#### [PROMPT]
In the abstract on proton pump inhibitor-induced Sweet’s syndrome below, which drug has most commonly been associated with drug-induced Sweet’s syndrome in oncology patients?

#### [EXERCISE PASSAGE]
++++++++++

Proton pump inhibitor-induced Sweet’s syndrome: report of acute febrile neutrophilic dermatosis in a woman with recurrent breast cancer

BACKGROUND: Sweet’s syndrome, also referred to as acute febrile neutrophilic dermatosis, can either occur as an idiopathic disorder or associated with another condition, including cancer, or induced by exposure to a drug. Proton pump inhibitors selectively inhibit gastric parietal cell H+-K+-adenosine triphosphatase and are most commonly used for the treatment of gastroesophageal reflux disease. PURPOSE: Proton pump inhibitor-associated Sweet’s syndrome is described in a woman with recurrent breast cancer. METHODS: PubMed was used to search the following terms, separately and in combination: acute febrile neutrophilic dermatosis, breast cancer, malignancy, paraneoplastic, proton pump inhibitor, and Sweet’s syndrome. All papers were reviewed and relevant manuscripts, along with their reference citations, were evaluated. RESULTS: Proton pump inhibitors have previously been associated with cutaneous adverse reactions including maculopapular rash, subacute cutaneous lupus erythematosus and toxic epidermal necrolysis. However, drug-induced Sweet’s syndrome has not been observed in patients receiving proton pump inhibitors. The reported woman developed Sweet’s syndrome after initial exposure and subsequent repeat challenge to proton pump inhibitors; subsequent studies also observed recurrence of her breast cancer presenting as metastases to her stomach and bone. CONCLUSIONS: Drug-induced Sweet’s syndrome has most commonly been associated with granulocyte colony stimulating factor in oncology patients. Malignancy-associated Sweet’s syndrome has been observed in patients with solid tumors, including breast cancer. Confirmation of proton pump inhibitor-induced Sweet’s syndrome, by repeat challenge with another medication in the same class of drug, was observed in a woman with breast cancer; although the subsequent discovery of recurrent breast cancer presenting as gastric mucosa and vertebral metastases also raises the possibility of concurrent paraneoplastic Sweet’s syndrome, her Sweet’s syndrome symptoms and lesions resolved without recurrence while her recurrent metastatic visceral malignancy persisted. In summary, medication-associated Sweet’s syndrome can occur in oncology patients and proton pump inhibitors should be added to the list of medications associated with the potential to cause drug-induced Sweet’s syndrome.

++++++++++

#### [DATASET]

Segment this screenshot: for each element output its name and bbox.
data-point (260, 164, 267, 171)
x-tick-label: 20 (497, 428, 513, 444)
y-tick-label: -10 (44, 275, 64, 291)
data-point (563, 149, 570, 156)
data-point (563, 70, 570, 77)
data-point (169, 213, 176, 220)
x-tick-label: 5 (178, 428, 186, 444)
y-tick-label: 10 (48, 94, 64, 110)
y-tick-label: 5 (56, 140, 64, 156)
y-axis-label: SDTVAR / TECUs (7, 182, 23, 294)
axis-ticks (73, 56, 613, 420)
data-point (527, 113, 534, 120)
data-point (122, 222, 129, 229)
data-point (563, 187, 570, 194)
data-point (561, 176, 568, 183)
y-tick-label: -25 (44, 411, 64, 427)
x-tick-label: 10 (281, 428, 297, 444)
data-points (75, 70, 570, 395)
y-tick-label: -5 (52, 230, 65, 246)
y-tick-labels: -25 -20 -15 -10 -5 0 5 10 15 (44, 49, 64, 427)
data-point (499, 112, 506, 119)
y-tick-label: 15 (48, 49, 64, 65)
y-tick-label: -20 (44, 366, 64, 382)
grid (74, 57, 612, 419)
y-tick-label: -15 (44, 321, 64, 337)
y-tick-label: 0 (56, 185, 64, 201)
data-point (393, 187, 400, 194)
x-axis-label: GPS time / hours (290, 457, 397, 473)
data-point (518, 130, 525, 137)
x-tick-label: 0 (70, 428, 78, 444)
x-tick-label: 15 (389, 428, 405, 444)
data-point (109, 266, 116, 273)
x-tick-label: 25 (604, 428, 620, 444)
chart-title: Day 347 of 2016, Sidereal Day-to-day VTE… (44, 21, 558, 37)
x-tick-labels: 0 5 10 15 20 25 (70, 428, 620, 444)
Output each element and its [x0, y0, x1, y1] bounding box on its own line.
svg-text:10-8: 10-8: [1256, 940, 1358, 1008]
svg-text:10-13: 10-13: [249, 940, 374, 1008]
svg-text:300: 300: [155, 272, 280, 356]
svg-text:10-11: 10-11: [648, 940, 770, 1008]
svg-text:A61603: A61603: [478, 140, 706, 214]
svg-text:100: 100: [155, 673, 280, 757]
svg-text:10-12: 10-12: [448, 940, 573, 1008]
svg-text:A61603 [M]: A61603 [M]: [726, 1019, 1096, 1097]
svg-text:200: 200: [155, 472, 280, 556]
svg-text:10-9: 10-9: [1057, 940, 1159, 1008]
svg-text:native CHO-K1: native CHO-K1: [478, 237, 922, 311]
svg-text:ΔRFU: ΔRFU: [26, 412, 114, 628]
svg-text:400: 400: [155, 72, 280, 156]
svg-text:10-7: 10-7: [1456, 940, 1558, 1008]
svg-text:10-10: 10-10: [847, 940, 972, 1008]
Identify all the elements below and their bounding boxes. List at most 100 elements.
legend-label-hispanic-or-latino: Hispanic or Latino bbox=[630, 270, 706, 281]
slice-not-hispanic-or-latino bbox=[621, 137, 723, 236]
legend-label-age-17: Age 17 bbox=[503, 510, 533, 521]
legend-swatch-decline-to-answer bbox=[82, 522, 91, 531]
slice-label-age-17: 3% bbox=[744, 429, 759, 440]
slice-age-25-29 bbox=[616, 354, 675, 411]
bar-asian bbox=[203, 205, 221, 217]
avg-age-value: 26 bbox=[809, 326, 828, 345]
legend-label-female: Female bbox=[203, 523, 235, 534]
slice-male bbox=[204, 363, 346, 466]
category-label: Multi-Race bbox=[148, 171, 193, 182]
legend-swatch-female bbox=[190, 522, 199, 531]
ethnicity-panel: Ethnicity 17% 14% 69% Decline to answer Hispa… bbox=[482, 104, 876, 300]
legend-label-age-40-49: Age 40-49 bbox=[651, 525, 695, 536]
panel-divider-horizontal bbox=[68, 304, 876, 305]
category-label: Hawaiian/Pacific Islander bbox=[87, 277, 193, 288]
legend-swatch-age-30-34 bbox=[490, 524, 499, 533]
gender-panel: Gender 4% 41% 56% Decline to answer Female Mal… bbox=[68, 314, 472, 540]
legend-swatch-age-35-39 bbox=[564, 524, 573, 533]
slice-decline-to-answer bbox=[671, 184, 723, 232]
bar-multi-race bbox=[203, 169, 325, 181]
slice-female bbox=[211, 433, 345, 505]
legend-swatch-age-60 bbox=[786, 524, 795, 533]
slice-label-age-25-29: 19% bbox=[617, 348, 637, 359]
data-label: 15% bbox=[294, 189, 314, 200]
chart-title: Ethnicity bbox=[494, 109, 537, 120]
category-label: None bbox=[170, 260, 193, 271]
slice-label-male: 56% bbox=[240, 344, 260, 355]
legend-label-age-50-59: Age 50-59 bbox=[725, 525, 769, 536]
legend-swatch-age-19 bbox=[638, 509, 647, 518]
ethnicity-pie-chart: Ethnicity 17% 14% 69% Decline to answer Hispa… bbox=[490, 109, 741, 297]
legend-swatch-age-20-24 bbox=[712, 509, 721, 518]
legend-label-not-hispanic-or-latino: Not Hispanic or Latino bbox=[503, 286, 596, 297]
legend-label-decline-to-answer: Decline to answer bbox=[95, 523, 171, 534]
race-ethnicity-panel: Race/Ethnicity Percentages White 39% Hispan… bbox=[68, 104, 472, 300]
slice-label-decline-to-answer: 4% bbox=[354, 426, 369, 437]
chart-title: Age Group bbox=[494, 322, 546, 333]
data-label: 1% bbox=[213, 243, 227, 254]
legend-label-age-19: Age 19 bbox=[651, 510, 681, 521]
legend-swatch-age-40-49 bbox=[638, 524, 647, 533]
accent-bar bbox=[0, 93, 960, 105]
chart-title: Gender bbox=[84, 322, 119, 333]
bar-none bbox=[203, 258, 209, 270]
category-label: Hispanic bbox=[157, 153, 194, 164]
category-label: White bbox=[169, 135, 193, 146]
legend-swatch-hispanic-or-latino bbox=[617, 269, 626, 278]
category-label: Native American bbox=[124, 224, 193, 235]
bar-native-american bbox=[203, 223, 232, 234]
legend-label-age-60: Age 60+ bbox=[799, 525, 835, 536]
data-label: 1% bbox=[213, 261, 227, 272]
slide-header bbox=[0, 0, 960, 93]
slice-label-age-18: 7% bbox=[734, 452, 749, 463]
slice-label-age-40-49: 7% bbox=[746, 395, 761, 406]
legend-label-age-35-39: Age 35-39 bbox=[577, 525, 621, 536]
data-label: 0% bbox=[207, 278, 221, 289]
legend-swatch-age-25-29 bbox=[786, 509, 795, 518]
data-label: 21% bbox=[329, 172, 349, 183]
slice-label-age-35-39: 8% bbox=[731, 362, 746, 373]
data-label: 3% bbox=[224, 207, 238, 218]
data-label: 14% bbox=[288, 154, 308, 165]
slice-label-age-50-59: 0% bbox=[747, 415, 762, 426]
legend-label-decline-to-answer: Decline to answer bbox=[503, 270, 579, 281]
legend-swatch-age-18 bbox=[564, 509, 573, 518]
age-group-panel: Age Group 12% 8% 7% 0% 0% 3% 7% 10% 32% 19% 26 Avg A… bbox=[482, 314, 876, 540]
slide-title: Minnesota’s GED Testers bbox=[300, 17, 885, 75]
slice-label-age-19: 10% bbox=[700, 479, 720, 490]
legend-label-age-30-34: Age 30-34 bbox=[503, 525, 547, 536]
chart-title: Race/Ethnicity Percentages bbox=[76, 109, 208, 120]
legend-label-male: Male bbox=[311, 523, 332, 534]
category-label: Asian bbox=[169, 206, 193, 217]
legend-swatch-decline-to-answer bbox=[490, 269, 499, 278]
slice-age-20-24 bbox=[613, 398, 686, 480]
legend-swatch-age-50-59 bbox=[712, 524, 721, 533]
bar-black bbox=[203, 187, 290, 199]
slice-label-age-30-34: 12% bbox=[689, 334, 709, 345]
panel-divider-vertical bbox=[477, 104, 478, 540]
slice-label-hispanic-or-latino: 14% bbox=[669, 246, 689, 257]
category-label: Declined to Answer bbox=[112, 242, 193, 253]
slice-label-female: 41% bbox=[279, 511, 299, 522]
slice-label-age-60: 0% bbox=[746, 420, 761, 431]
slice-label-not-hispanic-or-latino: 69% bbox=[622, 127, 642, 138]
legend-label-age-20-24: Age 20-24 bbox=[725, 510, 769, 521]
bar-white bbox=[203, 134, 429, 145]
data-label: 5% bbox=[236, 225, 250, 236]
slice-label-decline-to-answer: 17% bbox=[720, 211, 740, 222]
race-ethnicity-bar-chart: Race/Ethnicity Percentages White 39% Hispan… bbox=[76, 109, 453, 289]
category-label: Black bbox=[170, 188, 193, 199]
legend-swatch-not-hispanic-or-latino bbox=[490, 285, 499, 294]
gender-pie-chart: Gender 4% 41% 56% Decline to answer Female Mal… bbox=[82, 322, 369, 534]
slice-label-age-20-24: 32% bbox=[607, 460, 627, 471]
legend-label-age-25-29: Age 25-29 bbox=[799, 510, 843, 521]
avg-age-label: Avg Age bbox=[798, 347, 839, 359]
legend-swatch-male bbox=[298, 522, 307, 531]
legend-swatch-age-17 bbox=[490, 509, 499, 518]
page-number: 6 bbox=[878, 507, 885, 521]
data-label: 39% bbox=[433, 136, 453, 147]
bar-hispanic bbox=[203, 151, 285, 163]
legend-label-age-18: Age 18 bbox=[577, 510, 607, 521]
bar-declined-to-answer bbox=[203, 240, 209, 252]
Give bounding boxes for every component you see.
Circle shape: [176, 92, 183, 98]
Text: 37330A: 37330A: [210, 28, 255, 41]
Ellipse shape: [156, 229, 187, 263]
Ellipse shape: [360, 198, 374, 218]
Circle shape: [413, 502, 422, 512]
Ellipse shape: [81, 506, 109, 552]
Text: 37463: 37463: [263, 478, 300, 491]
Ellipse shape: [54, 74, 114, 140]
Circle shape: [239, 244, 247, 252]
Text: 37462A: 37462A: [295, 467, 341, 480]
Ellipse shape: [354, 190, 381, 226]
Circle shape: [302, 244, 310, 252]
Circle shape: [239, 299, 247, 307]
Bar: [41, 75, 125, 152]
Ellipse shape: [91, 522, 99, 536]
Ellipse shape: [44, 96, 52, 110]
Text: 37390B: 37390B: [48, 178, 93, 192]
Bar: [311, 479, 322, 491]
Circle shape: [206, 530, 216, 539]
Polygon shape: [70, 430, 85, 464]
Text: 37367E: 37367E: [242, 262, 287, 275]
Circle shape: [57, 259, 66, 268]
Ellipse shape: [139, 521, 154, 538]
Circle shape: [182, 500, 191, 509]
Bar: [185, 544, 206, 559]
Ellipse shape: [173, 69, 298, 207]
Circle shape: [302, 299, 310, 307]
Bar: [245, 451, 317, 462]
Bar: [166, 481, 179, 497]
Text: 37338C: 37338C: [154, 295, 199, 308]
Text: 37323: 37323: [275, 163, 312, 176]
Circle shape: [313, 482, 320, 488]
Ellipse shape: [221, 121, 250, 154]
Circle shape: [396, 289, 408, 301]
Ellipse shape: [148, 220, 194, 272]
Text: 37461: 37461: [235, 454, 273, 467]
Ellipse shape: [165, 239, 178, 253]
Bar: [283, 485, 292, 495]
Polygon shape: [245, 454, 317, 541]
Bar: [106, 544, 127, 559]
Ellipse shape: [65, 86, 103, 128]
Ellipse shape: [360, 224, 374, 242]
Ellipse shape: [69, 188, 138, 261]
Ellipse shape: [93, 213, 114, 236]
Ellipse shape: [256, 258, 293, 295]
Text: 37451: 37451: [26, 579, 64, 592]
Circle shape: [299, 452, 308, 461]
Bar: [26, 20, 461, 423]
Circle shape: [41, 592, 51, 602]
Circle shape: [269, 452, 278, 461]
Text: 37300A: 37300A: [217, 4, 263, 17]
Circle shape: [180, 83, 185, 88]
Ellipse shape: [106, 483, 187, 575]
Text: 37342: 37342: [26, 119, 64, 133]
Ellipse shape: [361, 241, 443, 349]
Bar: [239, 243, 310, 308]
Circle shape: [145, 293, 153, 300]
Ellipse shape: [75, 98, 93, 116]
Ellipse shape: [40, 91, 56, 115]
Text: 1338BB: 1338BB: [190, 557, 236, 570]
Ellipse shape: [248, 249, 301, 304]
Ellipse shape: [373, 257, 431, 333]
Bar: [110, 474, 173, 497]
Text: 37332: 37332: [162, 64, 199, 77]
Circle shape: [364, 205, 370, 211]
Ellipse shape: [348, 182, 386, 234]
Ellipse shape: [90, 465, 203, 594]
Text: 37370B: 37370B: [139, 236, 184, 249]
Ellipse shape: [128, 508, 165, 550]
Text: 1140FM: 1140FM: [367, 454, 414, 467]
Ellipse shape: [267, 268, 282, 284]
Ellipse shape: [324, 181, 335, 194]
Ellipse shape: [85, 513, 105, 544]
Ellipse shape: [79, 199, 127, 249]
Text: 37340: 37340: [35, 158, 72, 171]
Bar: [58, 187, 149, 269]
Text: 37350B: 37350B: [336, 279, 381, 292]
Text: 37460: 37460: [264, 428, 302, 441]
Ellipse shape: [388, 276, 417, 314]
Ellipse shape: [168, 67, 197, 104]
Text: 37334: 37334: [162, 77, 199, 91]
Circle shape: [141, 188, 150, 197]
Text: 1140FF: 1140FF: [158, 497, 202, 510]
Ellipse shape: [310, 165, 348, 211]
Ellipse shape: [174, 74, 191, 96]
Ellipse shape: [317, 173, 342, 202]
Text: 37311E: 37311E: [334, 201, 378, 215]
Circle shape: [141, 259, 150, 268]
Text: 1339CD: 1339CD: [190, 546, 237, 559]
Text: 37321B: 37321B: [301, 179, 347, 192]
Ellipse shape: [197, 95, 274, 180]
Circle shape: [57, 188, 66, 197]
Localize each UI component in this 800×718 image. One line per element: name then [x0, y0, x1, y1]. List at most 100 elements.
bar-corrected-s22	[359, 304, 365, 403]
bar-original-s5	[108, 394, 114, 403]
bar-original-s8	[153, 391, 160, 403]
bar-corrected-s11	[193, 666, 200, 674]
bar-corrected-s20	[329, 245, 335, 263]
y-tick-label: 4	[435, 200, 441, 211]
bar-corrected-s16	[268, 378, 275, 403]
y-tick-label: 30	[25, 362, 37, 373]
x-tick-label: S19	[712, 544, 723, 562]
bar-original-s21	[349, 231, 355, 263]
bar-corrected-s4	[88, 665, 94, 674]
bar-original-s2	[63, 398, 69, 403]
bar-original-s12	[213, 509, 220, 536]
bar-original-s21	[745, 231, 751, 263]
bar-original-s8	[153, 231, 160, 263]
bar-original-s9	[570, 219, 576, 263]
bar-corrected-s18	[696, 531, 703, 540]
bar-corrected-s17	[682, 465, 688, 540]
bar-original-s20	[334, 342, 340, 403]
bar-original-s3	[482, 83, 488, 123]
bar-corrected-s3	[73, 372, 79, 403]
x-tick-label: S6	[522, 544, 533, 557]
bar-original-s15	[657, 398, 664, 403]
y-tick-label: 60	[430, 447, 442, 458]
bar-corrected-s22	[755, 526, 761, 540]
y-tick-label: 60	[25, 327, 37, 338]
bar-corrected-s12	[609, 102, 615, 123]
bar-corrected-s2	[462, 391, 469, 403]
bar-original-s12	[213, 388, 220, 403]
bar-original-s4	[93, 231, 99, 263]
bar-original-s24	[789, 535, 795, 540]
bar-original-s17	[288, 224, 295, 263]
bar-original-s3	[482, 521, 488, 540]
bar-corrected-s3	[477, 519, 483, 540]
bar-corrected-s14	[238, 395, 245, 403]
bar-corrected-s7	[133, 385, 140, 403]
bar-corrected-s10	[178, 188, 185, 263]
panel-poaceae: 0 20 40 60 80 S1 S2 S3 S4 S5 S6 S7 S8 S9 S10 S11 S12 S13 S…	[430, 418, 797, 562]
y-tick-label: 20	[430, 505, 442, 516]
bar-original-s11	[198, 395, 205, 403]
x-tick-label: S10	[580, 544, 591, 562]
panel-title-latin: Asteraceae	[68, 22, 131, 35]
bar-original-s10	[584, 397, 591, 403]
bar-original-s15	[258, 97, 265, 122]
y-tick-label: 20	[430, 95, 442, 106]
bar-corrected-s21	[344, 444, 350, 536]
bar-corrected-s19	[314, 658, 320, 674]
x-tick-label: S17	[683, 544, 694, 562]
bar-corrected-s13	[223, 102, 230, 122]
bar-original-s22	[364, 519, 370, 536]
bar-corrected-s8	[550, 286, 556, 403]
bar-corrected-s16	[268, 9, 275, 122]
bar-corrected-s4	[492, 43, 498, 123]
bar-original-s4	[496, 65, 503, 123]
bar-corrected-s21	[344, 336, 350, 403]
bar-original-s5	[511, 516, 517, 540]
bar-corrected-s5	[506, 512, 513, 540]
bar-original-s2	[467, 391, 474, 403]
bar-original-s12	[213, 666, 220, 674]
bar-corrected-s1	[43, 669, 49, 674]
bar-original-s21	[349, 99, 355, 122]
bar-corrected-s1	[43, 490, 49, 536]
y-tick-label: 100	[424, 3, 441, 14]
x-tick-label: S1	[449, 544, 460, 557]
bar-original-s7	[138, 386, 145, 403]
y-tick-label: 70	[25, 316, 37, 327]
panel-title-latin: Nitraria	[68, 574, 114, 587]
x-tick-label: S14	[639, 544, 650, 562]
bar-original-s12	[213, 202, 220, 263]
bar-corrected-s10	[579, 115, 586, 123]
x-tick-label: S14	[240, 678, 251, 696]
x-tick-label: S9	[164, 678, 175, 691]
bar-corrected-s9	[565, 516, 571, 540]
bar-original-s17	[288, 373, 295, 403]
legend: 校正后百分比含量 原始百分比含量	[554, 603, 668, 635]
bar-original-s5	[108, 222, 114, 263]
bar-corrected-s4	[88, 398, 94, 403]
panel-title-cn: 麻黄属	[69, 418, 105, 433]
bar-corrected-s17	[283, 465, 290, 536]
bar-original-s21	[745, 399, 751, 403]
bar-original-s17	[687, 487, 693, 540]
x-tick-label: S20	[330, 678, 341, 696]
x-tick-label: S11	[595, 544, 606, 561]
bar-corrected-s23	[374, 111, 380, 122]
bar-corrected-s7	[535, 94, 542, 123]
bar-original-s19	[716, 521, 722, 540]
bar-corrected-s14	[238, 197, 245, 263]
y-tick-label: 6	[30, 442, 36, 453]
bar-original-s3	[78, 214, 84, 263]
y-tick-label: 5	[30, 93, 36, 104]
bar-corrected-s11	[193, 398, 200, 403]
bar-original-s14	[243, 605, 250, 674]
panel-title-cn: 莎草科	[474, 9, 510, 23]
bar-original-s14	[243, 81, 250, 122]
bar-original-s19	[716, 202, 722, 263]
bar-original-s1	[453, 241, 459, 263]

++++++++++

#### [SOLUTION BELOW]
Granulocyte colony stimulating factor.